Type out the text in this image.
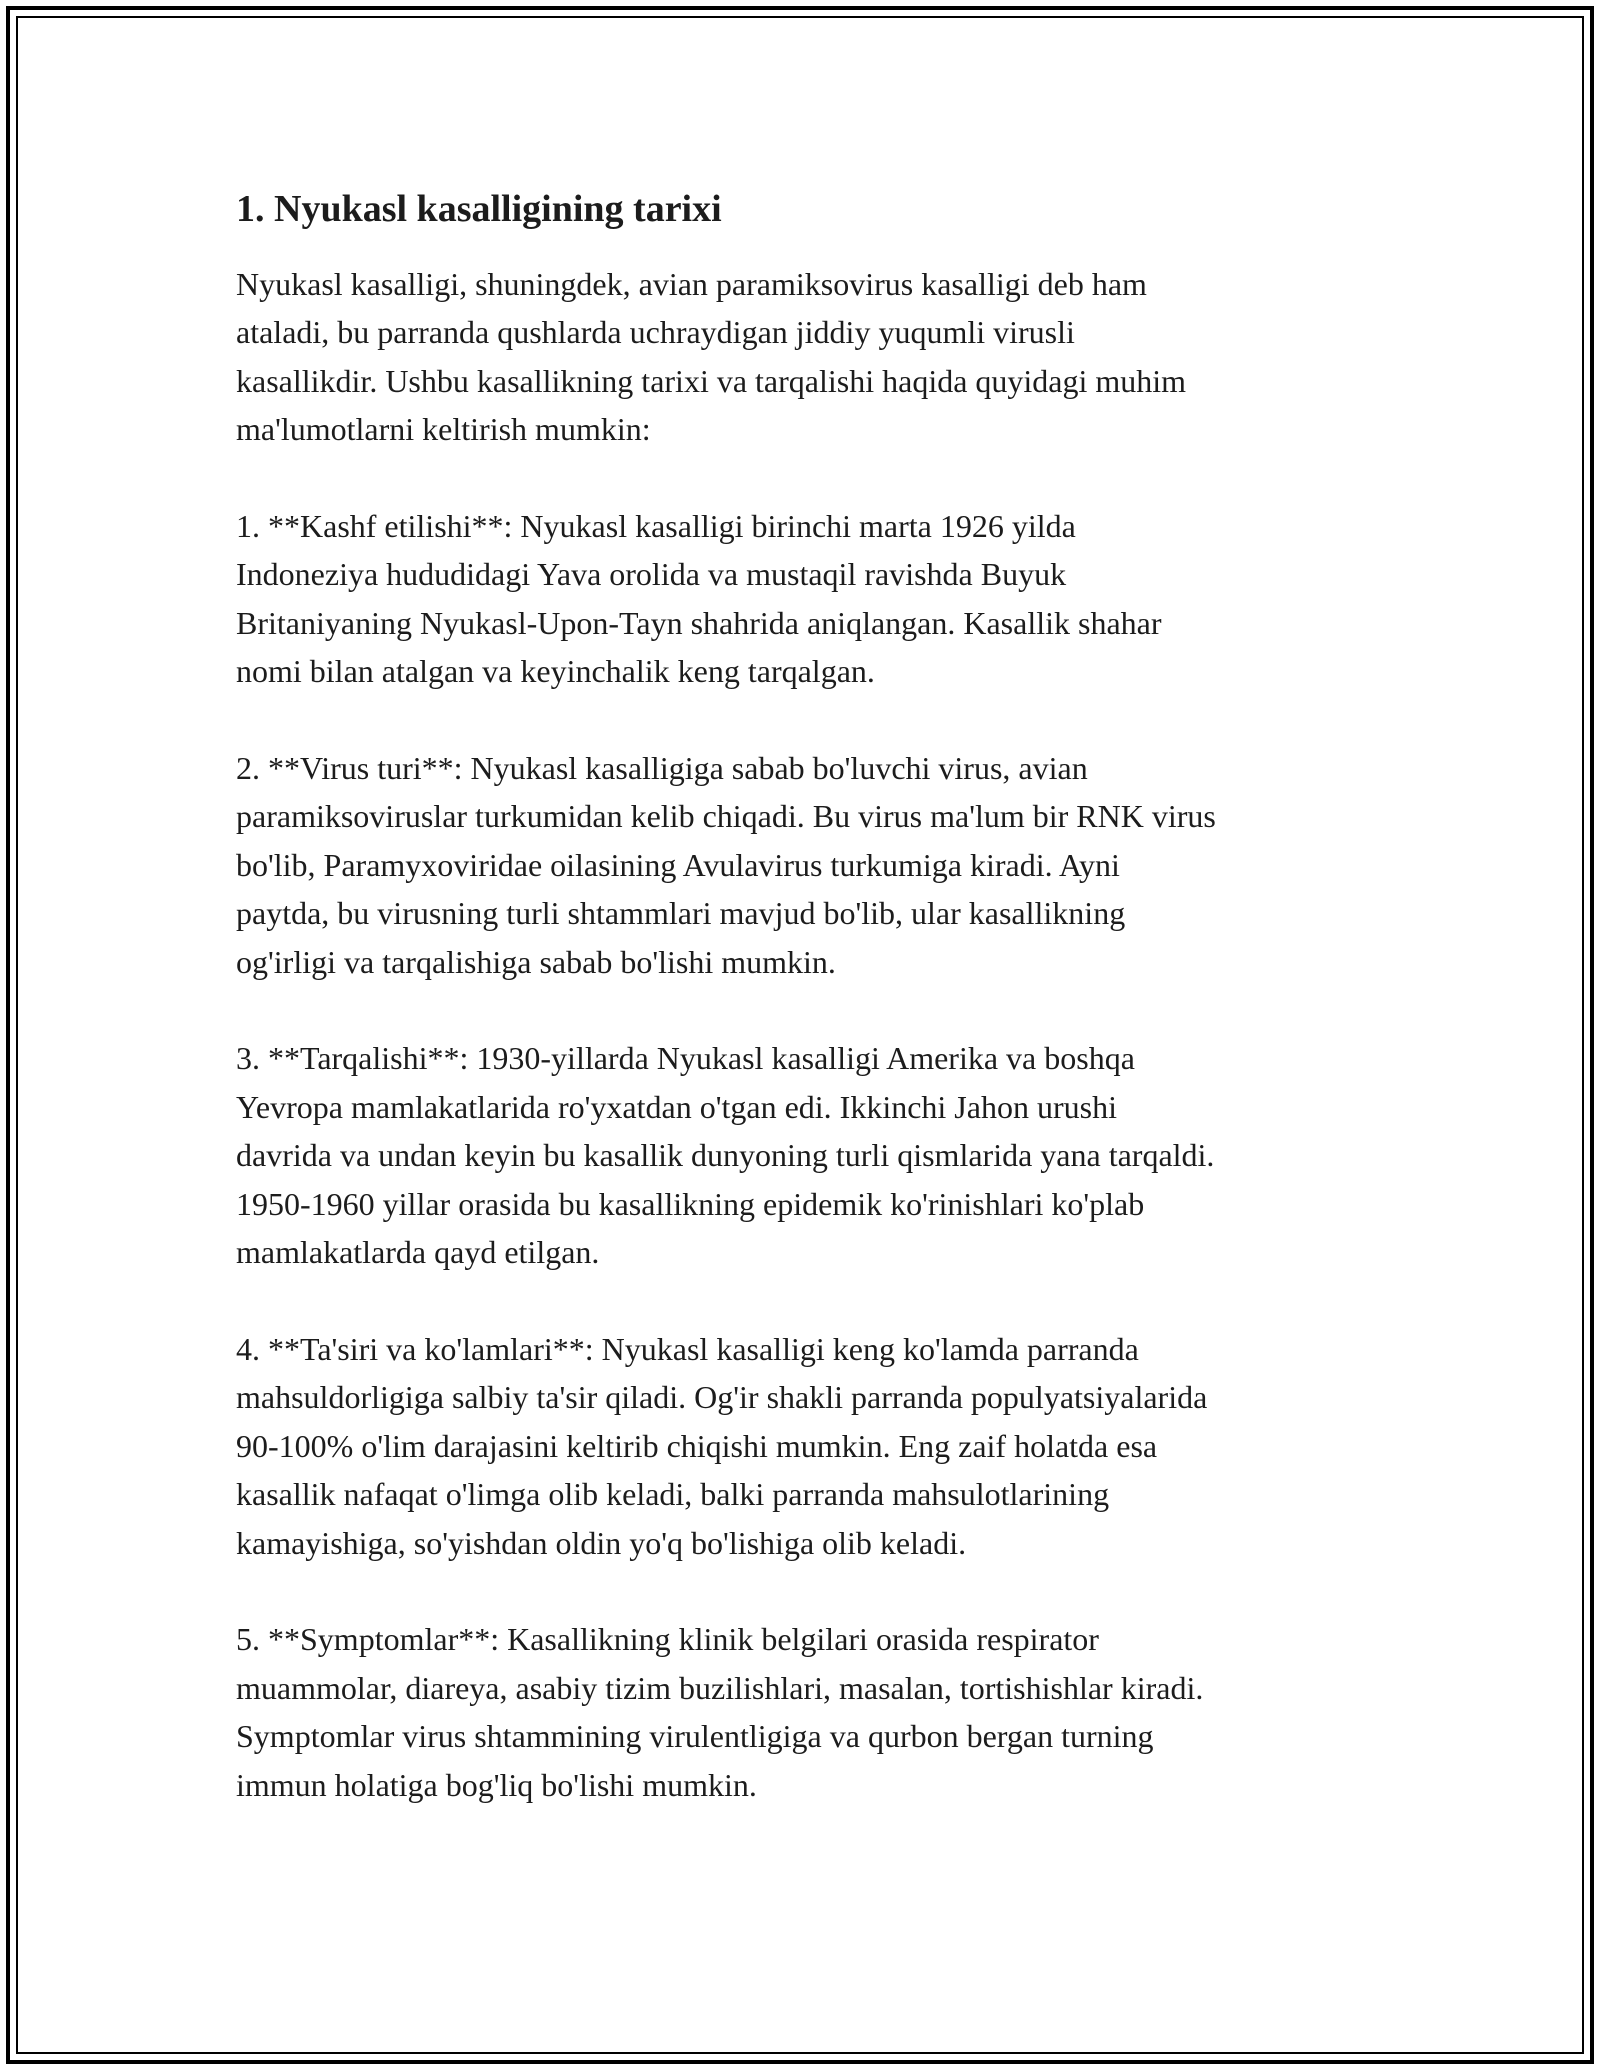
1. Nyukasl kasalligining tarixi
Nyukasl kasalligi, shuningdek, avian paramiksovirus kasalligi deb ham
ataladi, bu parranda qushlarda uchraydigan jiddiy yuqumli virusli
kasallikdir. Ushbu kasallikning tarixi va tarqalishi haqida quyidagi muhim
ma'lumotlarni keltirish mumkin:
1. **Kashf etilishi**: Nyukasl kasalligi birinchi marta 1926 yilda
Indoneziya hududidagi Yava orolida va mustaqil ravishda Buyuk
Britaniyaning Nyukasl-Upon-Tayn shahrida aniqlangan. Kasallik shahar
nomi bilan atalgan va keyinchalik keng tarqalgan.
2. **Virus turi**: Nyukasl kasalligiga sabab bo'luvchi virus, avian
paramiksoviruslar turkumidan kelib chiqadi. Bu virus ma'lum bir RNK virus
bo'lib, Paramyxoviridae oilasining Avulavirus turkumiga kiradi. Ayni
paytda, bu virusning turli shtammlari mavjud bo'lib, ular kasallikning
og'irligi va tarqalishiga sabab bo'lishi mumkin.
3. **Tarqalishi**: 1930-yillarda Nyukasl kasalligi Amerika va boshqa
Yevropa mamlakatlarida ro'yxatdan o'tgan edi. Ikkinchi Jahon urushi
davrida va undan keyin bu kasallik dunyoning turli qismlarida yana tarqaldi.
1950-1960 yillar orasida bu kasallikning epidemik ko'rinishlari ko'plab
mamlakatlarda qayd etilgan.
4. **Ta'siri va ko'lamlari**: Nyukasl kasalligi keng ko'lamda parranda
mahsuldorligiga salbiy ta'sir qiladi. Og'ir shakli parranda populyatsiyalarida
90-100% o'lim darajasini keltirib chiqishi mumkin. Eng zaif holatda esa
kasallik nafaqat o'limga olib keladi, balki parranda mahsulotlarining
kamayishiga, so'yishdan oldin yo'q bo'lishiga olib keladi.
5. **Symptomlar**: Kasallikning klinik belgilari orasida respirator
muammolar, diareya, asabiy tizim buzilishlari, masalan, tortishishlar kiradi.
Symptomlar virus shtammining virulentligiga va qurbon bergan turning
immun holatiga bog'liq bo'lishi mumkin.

==================================================

# [Exercise goal]
Wherever a line in the listing contains the word "mumkin", copy that line out.

# [Answer]
ma'lumotlarni keltirish mumkin:
og'irligi va tarqalishiga sabab bo'lishi mumkin.
90-100% o'lim darajasini keltirib chiqishi mumkin. Eng zaif holatda esa
immun holatiga bog'liq bo'lishi mumkin.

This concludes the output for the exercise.